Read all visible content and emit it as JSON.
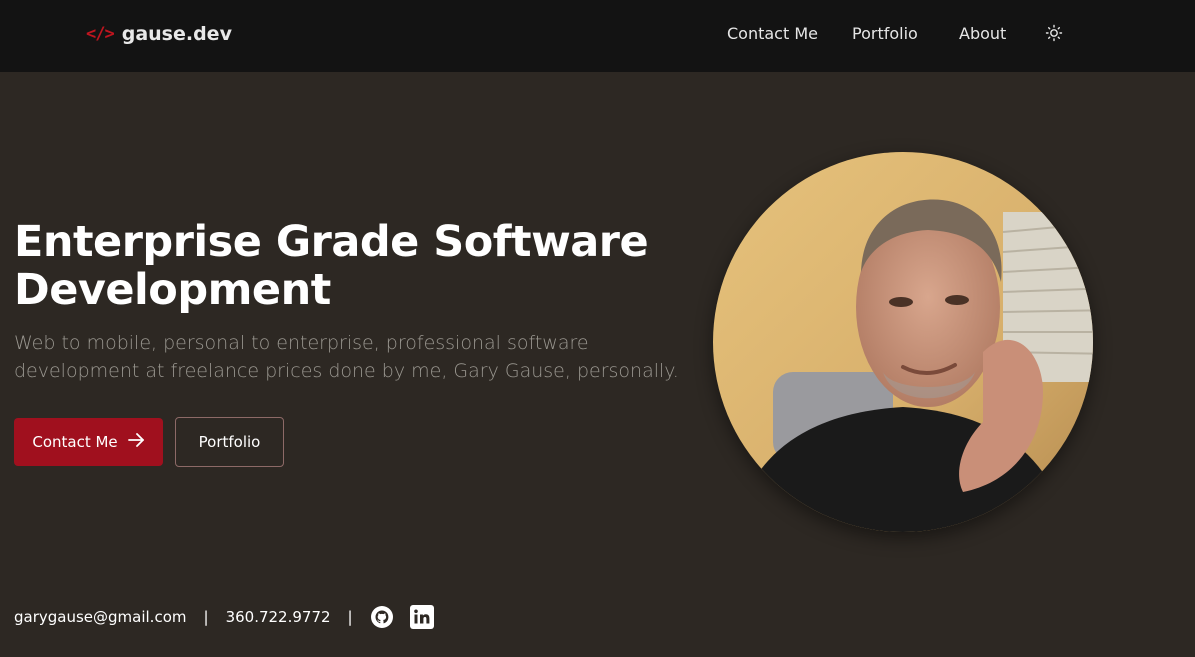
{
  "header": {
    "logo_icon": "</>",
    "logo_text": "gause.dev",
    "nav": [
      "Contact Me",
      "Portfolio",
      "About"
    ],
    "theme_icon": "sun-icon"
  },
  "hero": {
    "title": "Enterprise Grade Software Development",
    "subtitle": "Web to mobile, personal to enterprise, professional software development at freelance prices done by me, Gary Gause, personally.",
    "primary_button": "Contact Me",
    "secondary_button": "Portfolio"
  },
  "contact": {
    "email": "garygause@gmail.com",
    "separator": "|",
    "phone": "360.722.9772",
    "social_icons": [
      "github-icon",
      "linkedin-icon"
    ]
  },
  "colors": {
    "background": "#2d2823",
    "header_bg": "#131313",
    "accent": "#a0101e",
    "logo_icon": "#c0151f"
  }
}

··········

▶ Goal
Show, from the material above, each line that includes the string "Portfolio".

▶ Exercise response
      "Portfolio",
    "secondary_button": "Portfolio"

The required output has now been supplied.